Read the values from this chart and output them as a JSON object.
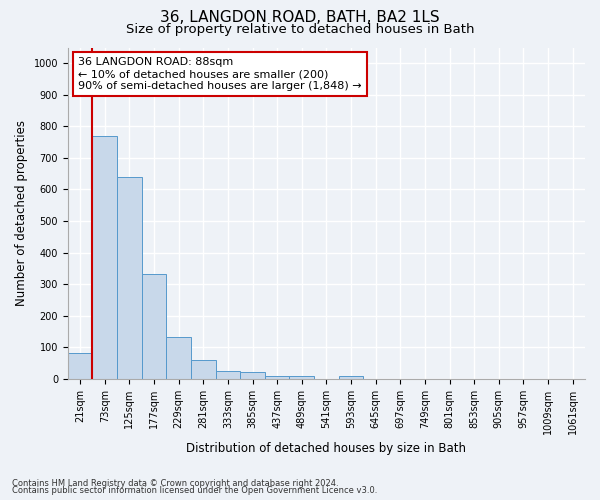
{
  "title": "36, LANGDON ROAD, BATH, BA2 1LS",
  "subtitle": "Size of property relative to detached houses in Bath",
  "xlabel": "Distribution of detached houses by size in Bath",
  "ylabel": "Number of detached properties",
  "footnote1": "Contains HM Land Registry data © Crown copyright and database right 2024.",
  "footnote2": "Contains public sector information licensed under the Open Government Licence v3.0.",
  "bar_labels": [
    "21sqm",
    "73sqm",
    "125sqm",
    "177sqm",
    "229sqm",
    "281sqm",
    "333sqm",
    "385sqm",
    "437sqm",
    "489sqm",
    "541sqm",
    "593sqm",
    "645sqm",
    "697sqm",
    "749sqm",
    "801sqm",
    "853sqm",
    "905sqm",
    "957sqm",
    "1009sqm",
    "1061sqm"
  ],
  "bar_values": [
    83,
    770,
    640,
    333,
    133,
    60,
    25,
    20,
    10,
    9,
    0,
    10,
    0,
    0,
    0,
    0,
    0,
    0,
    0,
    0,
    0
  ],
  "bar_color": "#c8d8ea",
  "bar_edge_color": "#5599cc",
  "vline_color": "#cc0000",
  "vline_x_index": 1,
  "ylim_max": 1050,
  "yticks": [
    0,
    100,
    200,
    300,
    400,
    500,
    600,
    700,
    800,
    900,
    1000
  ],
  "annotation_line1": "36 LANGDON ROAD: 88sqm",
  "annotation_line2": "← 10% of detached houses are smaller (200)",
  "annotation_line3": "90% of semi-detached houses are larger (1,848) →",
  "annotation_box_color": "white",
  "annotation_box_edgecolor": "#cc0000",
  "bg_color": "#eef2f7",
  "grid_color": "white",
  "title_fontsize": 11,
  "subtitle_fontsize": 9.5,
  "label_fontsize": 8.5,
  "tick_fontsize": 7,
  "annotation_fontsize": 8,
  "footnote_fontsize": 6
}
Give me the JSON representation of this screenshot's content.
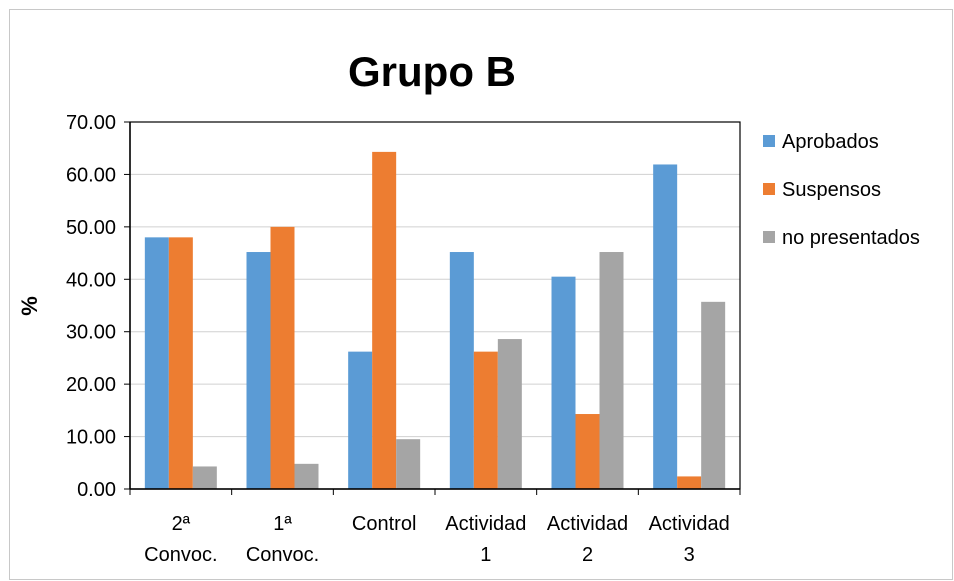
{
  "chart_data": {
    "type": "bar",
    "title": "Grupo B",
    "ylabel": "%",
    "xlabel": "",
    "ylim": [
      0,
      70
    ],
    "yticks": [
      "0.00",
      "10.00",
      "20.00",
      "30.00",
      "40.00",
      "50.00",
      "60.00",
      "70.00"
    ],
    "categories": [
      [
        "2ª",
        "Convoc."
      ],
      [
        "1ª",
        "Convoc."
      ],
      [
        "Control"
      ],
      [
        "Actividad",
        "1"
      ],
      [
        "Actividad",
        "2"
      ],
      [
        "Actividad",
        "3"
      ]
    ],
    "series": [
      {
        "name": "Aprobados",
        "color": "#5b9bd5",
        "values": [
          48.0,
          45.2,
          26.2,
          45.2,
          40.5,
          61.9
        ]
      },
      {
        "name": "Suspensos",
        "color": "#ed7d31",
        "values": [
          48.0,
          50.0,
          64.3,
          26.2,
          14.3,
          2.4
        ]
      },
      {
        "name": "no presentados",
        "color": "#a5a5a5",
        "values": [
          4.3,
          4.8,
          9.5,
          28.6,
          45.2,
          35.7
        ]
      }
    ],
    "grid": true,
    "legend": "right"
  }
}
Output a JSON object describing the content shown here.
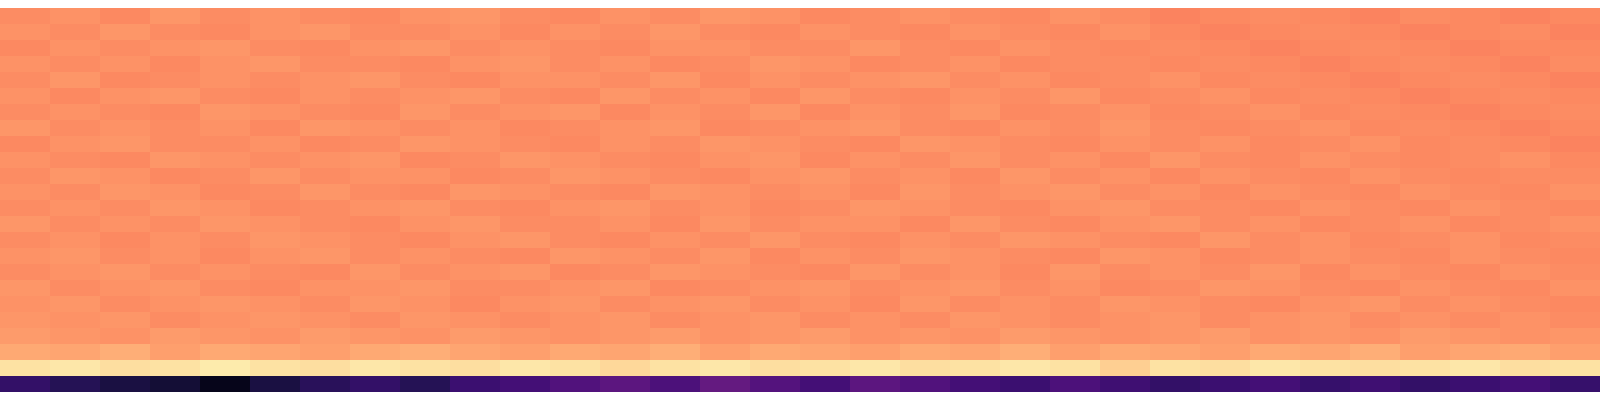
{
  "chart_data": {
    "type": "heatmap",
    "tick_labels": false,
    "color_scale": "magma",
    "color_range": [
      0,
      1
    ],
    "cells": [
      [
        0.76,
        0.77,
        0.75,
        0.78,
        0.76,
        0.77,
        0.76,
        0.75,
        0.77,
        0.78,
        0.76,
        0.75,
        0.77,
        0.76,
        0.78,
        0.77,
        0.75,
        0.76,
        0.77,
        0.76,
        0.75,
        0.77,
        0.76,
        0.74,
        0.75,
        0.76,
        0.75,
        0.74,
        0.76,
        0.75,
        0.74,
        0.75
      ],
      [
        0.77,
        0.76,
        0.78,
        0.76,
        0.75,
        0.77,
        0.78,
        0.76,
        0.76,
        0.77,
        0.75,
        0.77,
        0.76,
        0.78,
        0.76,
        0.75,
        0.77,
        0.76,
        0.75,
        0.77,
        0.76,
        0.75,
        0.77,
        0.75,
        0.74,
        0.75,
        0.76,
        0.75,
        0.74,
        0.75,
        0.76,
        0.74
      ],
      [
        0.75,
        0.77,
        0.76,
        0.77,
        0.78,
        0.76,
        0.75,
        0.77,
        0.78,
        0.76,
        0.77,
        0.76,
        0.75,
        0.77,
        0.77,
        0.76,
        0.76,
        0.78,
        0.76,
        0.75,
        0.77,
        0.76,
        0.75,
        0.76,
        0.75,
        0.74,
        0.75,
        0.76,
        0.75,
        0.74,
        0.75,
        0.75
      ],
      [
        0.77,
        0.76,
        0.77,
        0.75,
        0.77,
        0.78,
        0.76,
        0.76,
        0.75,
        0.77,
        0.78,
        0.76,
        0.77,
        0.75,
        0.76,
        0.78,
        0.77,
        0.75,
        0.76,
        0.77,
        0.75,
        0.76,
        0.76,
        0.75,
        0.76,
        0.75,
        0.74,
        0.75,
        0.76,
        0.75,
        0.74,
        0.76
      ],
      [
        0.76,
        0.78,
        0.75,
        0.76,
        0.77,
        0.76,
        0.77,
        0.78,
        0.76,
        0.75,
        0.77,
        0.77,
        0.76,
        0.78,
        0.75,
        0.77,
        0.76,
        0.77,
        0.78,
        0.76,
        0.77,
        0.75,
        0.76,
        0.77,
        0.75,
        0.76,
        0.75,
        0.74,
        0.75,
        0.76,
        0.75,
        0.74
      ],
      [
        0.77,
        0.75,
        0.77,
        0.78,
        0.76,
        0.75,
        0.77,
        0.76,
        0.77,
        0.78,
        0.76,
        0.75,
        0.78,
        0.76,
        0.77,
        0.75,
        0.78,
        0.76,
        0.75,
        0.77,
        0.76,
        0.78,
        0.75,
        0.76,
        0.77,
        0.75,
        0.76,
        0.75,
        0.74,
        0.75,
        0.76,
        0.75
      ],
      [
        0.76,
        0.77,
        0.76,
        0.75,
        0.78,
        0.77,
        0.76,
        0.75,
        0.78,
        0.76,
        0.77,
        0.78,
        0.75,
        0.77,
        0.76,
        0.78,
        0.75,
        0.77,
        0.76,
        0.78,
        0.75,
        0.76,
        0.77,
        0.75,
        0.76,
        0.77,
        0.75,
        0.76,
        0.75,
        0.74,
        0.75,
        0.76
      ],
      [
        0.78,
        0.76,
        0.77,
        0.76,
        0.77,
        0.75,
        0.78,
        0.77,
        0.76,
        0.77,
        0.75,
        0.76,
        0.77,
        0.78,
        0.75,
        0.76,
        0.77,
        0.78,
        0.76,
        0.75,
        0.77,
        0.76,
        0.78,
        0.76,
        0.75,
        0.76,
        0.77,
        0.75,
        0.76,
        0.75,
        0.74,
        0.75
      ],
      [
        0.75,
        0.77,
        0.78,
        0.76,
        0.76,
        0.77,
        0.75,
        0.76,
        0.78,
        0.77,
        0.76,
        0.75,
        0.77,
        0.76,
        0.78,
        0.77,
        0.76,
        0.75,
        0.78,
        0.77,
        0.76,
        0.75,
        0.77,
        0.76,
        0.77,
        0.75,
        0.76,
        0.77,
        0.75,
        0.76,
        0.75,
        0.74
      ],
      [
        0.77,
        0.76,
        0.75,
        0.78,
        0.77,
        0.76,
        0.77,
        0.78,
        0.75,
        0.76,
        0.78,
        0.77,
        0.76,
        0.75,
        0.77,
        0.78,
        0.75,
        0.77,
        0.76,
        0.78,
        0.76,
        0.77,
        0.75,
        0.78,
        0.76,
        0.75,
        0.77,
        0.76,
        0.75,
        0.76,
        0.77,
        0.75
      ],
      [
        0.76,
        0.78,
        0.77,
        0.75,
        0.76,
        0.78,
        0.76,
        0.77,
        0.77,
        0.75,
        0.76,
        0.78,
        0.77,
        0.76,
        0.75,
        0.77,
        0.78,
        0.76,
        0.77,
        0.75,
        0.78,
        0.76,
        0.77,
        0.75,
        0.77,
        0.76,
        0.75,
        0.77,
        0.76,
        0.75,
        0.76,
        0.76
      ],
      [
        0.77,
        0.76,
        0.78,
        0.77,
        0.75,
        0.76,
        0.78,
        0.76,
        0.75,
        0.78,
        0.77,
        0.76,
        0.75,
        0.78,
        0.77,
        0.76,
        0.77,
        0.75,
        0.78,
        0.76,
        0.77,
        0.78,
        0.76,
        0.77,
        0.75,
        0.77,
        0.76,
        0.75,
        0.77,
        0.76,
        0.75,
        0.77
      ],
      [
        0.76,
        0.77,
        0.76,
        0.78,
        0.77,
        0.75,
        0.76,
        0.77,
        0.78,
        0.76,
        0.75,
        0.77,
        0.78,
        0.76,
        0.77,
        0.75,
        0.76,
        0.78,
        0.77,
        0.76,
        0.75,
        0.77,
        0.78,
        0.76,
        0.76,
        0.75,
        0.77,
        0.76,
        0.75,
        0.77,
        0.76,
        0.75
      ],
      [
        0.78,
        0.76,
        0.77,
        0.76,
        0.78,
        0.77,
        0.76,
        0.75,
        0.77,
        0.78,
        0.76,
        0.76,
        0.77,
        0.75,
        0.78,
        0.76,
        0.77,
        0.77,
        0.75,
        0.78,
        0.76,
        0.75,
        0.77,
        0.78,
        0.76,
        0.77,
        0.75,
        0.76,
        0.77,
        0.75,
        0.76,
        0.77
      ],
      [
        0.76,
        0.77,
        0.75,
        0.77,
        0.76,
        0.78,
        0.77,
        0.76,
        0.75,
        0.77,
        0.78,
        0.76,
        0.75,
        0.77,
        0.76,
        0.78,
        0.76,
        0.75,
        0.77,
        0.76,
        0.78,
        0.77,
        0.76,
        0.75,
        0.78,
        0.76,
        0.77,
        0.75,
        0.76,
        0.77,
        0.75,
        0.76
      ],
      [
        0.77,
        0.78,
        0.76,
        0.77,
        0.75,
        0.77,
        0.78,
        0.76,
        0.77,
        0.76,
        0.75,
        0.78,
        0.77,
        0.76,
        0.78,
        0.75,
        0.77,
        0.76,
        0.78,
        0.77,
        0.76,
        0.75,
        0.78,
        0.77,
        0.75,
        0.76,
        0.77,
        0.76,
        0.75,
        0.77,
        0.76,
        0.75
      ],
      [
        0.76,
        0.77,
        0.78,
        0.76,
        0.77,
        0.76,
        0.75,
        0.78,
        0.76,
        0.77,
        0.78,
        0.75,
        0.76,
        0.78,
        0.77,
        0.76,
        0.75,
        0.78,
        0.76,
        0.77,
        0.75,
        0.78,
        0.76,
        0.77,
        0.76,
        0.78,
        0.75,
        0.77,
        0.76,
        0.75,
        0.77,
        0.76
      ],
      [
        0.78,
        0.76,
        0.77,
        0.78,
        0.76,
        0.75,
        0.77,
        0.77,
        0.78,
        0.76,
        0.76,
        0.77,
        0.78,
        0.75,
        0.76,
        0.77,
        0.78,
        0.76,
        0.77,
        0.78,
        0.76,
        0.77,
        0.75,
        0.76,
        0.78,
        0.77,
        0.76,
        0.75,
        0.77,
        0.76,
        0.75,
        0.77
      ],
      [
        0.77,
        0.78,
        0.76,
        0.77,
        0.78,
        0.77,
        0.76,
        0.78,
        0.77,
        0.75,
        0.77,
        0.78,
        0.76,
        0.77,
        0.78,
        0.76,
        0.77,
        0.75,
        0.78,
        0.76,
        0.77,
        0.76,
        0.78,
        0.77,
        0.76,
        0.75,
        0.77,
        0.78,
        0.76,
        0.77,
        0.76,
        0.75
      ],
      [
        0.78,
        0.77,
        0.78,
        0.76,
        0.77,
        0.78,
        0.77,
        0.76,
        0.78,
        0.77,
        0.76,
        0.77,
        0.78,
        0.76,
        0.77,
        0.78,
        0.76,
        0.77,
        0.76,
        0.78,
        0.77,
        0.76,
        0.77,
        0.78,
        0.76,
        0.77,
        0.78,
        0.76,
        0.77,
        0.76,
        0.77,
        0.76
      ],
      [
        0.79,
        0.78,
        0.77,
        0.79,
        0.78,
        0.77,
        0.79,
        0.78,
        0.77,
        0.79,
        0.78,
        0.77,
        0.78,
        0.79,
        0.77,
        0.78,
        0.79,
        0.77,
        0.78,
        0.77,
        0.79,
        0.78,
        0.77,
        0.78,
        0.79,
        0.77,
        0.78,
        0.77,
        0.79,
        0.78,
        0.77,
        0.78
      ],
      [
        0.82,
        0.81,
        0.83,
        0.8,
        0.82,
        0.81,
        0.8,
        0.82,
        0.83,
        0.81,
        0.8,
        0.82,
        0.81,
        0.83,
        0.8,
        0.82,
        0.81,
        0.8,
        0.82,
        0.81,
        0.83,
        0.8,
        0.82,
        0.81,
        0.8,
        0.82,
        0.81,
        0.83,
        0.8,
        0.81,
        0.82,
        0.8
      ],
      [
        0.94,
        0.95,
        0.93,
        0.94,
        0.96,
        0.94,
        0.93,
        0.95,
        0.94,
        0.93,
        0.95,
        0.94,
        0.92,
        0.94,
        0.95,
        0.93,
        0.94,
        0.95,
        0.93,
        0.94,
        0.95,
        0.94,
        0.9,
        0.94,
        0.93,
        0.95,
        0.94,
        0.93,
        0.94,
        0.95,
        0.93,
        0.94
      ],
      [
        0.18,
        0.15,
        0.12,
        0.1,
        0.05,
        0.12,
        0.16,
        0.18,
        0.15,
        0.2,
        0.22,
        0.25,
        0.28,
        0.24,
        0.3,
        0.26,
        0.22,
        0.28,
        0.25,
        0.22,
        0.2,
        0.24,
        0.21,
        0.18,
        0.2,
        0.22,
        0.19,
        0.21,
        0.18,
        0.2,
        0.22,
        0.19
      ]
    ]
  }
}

^^^^

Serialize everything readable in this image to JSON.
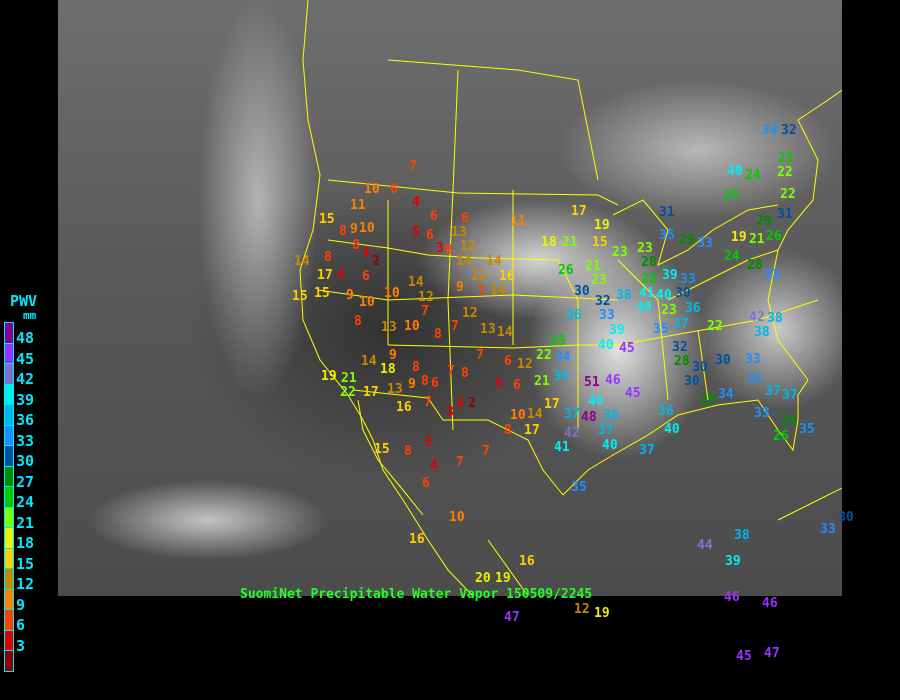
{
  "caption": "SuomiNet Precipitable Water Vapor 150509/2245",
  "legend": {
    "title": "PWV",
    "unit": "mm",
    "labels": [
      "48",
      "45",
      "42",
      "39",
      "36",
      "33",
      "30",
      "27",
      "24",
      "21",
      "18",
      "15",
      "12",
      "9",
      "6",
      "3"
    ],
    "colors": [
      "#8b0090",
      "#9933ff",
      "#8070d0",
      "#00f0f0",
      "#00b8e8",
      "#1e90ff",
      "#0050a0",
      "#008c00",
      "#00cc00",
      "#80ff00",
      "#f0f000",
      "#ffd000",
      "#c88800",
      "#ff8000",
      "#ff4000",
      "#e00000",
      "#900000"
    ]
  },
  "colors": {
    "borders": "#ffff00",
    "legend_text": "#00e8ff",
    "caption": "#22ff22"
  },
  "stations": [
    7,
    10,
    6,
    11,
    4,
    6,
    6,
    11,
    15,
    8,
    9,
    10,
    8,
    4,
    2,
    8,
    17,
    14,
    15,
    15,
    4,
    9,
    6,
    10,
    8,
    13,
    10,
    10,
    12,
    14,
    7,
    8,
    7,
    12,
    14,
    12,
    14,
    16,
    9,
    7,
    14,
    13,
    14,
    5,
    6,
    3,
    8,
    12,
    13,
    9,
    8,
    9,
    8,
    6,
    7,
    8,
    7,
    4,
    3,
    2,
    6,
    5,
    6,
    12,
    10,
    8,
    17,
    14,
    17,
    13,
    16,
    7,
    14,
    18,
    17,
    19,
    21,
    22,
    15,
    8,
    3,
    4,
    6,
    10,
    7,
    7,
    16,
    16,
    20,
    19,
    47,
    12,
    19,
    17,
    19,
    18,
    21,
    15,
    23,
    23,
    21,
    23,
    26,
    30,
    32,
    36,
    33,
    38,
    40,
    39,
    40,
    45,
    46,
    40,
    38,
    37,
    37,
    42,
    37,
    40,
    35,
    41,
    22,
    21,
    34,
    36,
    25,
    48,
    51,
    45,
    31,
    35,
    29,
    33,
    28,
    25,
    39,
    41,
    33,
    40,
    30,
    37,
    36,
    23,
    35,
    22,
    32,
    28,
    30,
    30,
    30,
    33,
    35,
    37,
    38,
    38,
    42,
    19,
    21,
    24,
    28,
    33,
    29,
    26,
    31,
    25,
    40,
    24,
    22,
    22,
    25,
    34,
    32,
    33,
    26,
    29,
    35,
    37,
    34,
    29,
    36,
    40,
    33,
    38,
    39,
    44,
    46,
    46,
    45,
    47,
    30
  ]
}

^^^^

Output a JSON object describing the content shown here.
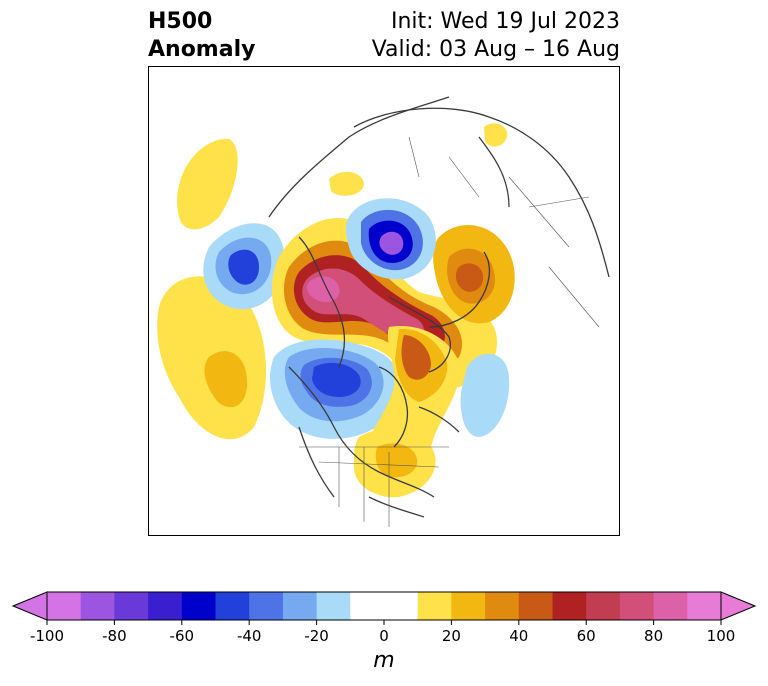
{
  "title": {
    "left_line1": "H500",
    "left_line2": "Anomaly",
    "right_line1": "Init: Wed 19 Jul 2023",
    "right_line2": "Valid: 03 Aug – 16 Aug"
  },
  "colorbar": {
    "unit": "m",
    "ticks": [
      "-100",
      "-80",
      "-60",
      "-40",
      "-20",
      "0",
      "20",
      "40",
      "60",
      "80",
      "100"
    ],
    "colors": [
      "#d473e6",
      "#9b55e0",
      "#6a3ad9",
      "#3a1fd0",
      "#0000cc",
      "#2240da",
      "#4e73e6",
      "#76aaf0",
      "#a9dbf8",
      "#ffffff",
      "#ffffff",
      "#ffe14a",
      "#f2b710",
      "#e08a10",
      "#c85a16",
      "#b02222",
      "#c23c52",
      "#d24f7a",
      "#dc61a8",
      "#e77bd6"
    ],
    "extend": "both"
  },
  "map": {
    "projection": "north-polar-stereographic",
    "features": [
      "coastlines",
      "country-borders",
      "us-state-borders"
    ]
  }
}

^^^^

#### What the task asks:
Show the lines of the records that contain the word "ROAD".

#### Written solution:
  "title": "36, LANGDON ROAD, BATH, BA2 1LS",
  "annotation_line1": "36 LANGDON ROAD: 88sqm",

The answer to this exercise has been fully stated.